# WHAT YOU SHOULD DO:
Write down each entry again, exactly as it reads.

═══ STORED DATA ═══

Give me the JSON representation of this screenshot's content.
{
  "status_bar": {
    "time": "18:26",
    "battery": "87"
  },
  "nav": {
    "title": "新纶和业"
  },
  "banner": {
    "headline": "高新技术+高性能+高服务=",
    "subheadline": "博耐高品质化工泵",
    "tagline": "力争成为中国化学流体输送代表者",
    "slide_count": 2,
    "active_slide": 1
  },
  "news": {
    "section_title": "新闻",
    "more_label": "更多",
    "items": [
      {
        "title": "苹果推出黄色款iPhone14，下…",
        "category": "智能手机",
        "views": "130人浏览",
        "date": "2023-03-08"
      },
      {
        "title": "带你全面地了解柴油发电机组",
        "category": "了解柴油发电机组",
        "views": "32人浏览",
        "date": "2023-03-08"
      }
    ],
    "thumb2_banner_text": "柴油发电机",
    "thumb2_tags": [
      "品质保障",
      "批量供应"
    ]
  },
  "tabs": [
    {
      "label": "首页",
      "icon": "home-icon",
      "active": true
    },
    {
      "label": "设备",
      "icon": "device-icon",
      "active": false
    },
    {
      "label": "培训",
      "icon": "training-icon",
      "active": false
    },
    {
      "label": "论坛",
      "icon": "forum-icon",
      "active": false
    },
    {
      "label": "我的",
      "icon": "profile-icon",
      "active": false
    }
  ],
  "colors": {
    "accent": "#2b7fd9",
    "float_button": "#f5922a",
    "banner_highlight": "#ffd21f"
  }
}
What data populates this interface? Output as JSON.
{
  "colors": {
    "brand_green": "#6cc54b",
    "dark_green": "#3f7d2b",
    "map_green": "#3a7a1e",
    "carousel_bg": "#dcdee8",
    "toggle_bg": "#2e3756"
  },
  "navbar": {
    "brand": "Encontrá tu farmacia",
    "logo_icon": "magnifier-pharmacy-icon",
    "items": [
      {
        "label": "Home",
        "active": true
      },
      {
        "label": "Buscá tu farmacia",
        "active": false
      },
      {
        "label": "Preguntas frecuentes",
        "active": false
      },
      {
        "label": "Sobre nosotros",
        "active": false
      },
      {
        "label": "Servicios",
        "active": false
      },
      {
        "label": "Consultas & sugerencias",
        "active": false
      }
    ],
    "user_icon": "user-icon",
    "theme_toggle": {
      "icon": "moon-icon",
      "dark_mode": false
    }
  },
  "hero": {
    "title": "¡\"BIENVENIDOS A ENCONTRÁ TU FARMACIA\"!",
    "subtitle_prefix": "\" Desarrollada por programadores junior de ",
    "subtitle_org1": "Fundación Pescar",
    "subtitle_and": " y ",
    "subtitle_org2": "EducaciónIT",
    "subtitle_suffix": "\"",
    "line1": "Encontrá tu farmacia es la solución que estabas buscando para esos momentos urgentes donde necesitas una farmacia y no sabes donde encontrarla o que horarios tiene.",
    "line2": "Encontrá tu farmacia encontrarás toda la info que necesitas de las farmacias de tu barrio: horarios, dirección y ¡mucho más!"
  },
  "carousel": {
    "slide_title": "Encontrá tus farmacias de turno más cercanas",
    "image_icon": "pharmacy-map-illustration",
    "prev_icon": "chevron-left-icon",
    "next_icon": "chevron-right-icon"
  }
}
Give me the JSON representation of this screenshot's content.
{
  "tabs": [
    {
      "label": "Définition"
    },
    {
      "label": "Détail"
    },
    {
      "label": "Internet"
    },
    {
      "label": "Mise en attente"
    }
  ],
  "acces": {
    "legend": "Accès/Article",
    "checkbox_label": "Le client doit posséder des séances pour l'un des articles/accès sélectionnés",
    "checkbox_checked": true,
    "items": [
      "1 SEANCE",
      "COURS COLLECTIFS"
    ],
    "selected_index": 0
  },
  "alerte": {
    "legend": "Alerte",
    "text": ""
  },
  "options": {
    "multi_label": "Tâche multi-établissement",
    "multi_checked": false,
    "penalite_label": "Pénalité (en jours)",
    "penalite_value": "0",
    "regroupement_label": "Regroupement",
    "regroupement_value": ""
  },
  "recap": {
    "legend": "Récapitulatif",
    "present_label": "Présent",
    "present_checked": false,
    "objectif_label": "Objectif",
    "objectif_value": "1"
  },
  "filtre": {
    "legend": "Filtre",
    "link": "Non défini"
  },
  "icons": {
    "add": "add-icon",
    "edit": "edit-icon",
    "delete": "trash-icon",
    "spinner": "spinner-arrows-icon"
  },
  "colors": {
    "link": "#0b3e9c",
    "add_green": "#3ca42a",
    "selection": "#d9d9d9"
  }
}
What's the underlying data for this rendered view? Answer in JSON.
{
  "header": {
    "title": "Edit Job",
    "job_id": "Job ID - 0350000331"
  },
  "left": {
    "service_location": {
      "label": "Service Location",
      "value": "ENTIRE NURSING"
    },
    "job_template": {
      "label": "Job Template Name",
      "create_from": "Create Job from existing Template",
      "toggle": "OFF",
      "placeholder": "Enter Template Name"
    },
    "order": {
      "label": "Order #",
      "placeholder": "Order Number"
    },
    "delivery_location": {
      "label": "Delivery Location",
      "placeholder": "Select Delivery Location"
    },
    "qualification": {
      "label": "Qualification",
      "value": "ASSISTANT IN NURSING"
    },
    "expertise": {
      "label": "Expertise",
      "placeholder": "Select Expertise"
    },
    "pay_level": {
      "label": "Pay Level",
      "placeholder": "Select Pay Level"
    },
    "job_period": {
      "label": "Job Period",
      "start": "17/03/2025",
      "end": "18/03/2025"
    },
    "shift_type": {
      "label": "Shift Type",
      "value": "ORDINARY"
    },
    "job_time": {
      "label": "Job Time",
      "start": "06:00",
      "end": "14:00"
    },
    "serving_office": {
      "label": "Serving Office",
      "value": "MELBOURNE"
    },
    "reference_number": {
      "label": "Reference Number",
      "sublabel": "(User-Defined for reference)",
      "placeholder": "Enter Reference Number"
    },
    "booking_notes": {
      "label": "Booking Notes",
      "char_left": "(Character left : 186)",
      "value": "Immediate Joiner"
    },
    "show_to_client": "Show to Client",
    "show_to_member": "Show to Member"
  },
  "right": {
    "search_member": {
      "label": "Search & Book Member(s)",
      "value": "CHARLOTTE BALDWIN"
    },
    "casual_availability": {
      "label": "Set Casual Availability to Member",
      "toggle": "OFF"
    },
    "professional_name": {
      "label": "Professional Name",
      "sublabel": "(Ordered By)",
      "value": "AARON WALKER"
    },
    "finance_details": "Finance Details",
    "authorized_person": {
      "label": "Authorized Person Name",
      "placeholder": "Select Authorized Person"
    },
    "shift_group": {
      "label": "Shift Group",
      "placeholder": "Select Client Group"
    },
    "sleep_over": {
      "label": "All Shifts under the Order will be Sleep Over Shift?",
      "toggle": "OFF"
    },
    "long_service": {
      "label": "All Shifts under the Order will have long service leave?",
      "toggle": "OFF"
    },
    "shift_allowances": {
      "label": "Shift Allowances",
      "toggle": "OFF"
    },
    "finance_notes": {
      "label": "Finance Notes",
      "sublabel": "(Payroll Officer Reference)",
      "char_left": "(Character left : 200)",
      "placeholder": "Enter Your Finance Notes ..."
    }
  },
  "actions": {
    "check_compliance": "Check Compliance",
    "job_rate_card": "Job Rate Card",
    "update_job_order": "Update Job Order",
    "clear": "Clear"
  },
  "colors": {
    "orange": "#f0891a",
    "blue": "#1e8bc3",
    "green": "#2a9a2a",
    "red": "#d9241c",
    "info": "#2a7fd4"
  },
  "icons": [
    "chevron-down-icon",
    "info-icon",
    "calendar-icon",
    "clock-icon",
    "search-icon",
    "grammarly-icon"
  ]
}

═══

# EXERCISE RESULT:
Give me the JSON representation of this screenshot's content.
{
  "status_bar": {
    "time": "18:26",
    "battery": "87"
  },
  "nav": {
    "title": "新纶和业"
  },
  "banner": {
    "headline": "高新技术+高性能+高服务=",
    "subheadline": "博耐高品质化工泵",
    "tagline": "力争成为中国化学流体输送代表者",
    "slide_count": 2,
    "active_slide": 1
  },
  "news": {
    "section_title": "新闻",
    "more_label": "更多",
    "items": [
      {
        "title": "苹果推出黄色款iPhone14，下…",
        "category": "智能手机",
        "views": "130人浏览",
        "date": "2023-03-08"
      },
      {
        "title": "带你全面地了解柴油发电机组",
        "category": "了解柴油发电机组",
        "views": "32人浏览",
        "date": "2023-03-08"
      }
    ],
    "thumb2_banner_text": "柴油发电机",
    "thumb2_tags": [
      "品质保障",
      "批量供应"
    ]
  },
  "tabs": [
    {
      "label": "首页",
      "icon": "home-icon",
      "active": true
    },
    {
      "label": "设备",
      "icon": "device-icon",
      "active": false
    },
    {
      "label": "培训",
      "icon": "training-icon",
      "active": false
    },
    {
      "label": "论坛",
      "icon": "forum-icon",
      "active": false
    },
    {
      "label": "我的",
      "icon": "profile-icon",
      "active": false
    }
  ],
  "colors": {
    "accent": "#2b7fd9",
    "float_button": "#f5922a",
    "banner_highlight": "#ffd21f"
  }
}
What data populates this interface? Output as JSON.
{
  "colors": {
    "brand_green": "#6cc54b",
    "dark_green": "#3f7d2b",
    "map_green": "#3a7a1e",
    "carousel_bg": "#dcdee8",
    "toggle_bg": "#2e3756"
  },
  "navbar": {
    "brand": "Encontrá tu farmacia",
    "logo_icon": "magnifier-pharmacy-icon",
    "items": [
      {
        "label": "Home",
        "active": true
      },
      {
        "label": "Buscá tu farmacia",
        "active": false
      },
      {
        "label": "Preguntas frecuentes",
        "active": false
      },
      {
        "label": "Sobre nosotros",
        "active": false
      },
      {
        "label": "Servicios",
        "active": false
      },
      {
        "label": "Consultas & sugerencias",
        "active": false
      }
    ],
    "user_icon": "user-icon",
    "theme_toggle": {
      "icon": "moon-icon",
      "dark_mode": false
    }
  },
  "hero": {
    "title": "¡\"BIENVENIDOS A ENCONTRÁ TU FARMACIA\"!",
    "subtitle_prefix": "\" Desarrollada por programadores junior de ",
    "subtitle_org1": "Fundación Pescar",
    "subtitle_and": " y ",
    "subtitle_org2": "EducaciónIT",
    "subtitle_suffix": "\"",
    "line1": "Encontrá tu farmacia es la solución que estabas buscando para esos momentos urgentes donde necesitas una farmacia y no sabes donde encontrarla o que horarios tiene.",
    "line2": "Encontrá tu farmacia encontrarás toda la info que necesitas de las farmacias de tu barrio: horarios, dirección y ¡mucho más!"
  },
  "carousel": {
    "slide_title": "Encontrá tus farmacias de turno más cercanas",
    "image_icon": "pharmacy-map-illustration",
    "prev_icon": "chevron-left-icon",
    "next_icon": "chevron-right-icon"
  }
}
Give me the JSON representation of this screenshot's content.
{
  "tabs": [
    {
      "label": "Définition"
    },
    {
      "label": "Détail"
    },
    {
      "label": "Internet"
    },
    {
      "label": "Mise en attente"
    }
  ],
  "acces": {
    "legend": "Accès/Article",
    "checkbox_label": "Le client doit posséder des séances pour l'un des articles/accès sélectionnés",
    "checkbox_checked": true,
    "items": [
      "1 SEANCE",
      "COURS COLLECTIFS"
    ],
    "selected_index": 0
  },
  "alerte": {
    "legend": "Alerte",
    "text": ""
  },
  "options": {
    "multi_label": "Tâche multi-établissement",
    "multi_checked": false,
    "penalite_label": "Pénalité (en jours)",
    "penalite_value": "0",
    "regroupement_label": "Regroupement",
    "regroupement_value": ""
  },
  "recap": {
    "legend": "Récapitulatif",
    "present_label": "Présent",
    "present_checked": false,
    "objectif_label": "Objectif",
    "objectif_value": "1"
  },
  "filtre": {
    "legend": "Filtre",
    "link": "Non défini"
  },
  "icons": {
    "add": "add-icon",
    "edit": "edit-icon",
    "delete": "trash-icon",
    "spinner": "spinner-arrows-icon"
  },
  "colors": {
    "link": "#0b3e9c",
    "add_green": "#3ca42a",
    "selection": "#d9d9d9"
  }
}
What's the underlying data for this rendered view? Answer in JSON.
{
  "header": {
    "title": "Edit Job",
    "job_id": "Job ID - 0350000331"
  },
  "left": {
    "service_location": {
      "label": "Service Location",
      "value": "ENTIRE NURSING"
    },
    "job_template": {
      "label": "Job Template Name",
      "create_from": "Create Job from existing Template",
      "toggle": "OFF",
      "placeholder": "Enter Template Name"
    },
    "order": {
      "label": "Order #",
      "placeholder": "Order Number"
    },
    "delivery_location": {
      "label": "Delivery Location",
      "placeholder": "Select Delivery Location"
    },
    "qualification": {
      "label": "Qualification",
      "value": "ASSISTANT IN NURSING"
    },
    "expertise": {
      "label": "Expertise",
      "placeholder": "Select Expertise"
    },
    "pay_level": {
      "label": "Pay Level",
      "placeholder": "Select Pay Level"
    },
    "job_period": {
      "label": "Job Period",
      "start": "17/03/2025",
      "end": "18/03/2025"
    },
    "shift_type": {
      "label": "Shift Type",
      "value": "ORDINARY"
    },
    "job_time": {
      "label": "Job Time",
      "start": "06:00",
      "end": "14:00"
    },
    "serving_office": {
      "label": "Serving Office",
      "value": "MELBOURNE"
    },
    "reference_number": {
      "label": "Reference Number",
      "sublabel": "(User-Defined for reference)",
      "placeholder": "Enter Reference Number"
    },
    "booking_notes": {
      "label": "Booking Notes",
      "char_left": "(Character left : 186)",
      "value": "Immediate Joiner"
    },
    "show_to_client": "Show to Client",
    "show_to_member": "Show to Member"
  },
  "right": {
    "search_member": {
      "label": "Search & Book Member(s)",
      "value": "CHARLOTTE BALDWIN"
    },
    "casual_availability": {
      "label": "Set Casual Availability to Member",
      "toggle": "OFF"
    },
    "professional_name": {
      "label": "Professional Name",
      "sublabel": "(Ordered By)",
      "value": "AARON WALKER"
    },
    "finance_details": "Finance Details",
    "authorized_person": {
      "label": "Authorized Person Name",
      "placeholder": "Select Authorized Person"
    },
    "shift_group": {
      "label": "Shift Group",
      "placeholder": "Select Client Group"
    },
    "sleep_over": {
      "label": "All Shifts under the Order will be Sleep Over Shift?",
      "toggle": "OFF"
    },
    "long_service": {
      "label": "All Shifts under the Order will have long service leave?",
      "toggle": "OFF"
    },
    "shift_allowances": {
      "label": "Shift Allowances",
      "toggle": "OFF"
    },
    "finance_notes": {
      "label": "Finance Notes",
      "sublabel": "(Payroll Officer Reference)",
      "char_left": "(Character left : 200)",
      "placeholder": "Enter Your Finance Notes ..."
    }
  },
  "actions": {
    "check_compliance": "Check Compliance",
    "job_rate_card": "Job Rate Card",
    "update_job_order": "Update Job Order",
    "clear": "Clear"
  },
  "colors": {
    "orange": "#f0891a",
    "blue": "#1e8bc3",
    "green": "#2a9a2a",
    "red": "#d9241c",
    "info": "#2a7fd4"
  },
  "icons": [
    "chevron-down-icon",
    "info-icon",
    "calendar-icon",
    "clock-icon",
    "search-icon",
    "grammarly-icon"
  ]
}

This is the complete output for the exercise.